DATA SHOWN
## begin

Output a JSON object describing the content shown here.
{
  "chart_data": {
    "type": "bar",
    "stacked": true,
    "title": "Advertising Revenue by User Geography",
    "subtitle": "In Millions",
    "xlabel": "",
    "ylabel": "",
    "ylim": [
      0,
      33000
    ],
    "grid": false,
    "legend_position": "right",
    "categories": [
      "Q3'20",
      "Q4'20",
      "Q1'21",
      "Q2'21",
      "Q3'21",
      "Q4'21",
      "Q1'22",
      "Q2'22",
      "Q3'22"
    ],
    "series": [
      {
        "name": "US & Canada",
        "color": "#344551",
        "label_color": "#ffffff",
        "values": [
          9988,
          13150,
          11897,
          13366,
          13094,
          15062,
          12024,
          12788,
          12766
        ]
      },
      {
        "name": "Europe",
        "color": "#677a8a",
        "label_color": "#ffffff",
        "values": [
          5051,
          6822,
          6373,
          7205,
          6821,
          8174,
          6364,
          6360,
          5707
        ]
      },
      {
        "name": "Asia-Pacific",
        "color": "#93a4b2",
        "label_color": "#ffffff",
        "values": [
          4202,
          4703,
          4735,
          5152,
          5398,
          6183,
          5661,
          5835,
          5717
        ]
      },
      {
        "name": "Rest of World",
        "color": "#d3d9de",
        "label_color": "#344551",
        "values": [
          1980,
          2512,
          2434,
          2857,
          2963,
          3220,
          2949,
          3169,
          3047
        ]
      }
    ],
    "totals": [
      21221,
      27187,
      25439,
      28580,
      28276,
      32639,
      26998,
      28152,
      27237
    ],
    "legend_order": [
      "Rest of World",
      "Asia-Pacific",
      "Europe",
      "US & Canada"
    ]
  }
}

## end

EXERCISE INSTRUCTIONS
Go through the material above line by line and copy it exactly.

SOLUTION TO THE PROBLEM
Output a JSON object describing the content shown here.
{
  "chart_data": {
    "type": "bar",
    "stacked": true,
    "title": "Advertising Revenue by User Geography",
    "subtitle": "In Millions",
    "xlabel": "",
    "ylabel": "",
    "ylim": [
      0,
      33000
    ],
    "grid": false,
    "legend_position": "right",
    "categories": [
      "Q3'20",
      "Q4'20",
      "Q1'21",
      "Q2'21",
      "Q3'21",
      "Q4'21",
      "Q1'22",
      "Q2'22",
      "Q3'22"
    ],
    "series": [
      {
        "name": "US & Canada",
        "color": "#344551",
        "label_color": "#ffffff",
        "values": [
          9988,
          13150,
          11897,
          13366,
          13094,
          15062,
          12024,
          12788,
          12766
        ]
      },
      {
        "name": "Europe",
        "color": "#677a8a",
        "label_color": "#ffffff",
        "values": [
          5051,
          6822,
          6373,
          7205,
          6821,
          8174,
          6364,
          6360,
          5707
        ]
      },
      {
        "name": "Asia-Pacific",
        "color": "#93a4b2",
        "label_color": "#ffffff",
        "values": [
          4202,
          4703,
          4735,
          5152,
          5398,
          6183,
          5661,
          5835,
          5717
        ]
      },
      {
        "name": "Rest of World",
        "color": "#d3d9de",
        "label_color": "#344551",
        "values": [
          1980,
          2512,
          2434,
          2857,
          2963,
          3220,
          2949,
          3169,
          3047
        ]
      }
    ],
    "totals": [
      21221,
      27187,
      25439,
      28580,
      28276,
      32639,
      26998,
      28152,
      27237
    ],
    "legend_order": [
      "Rest of World",
      "Asia-Pacific",
      "Europe",
      "US & Canada"
    ]
  }
}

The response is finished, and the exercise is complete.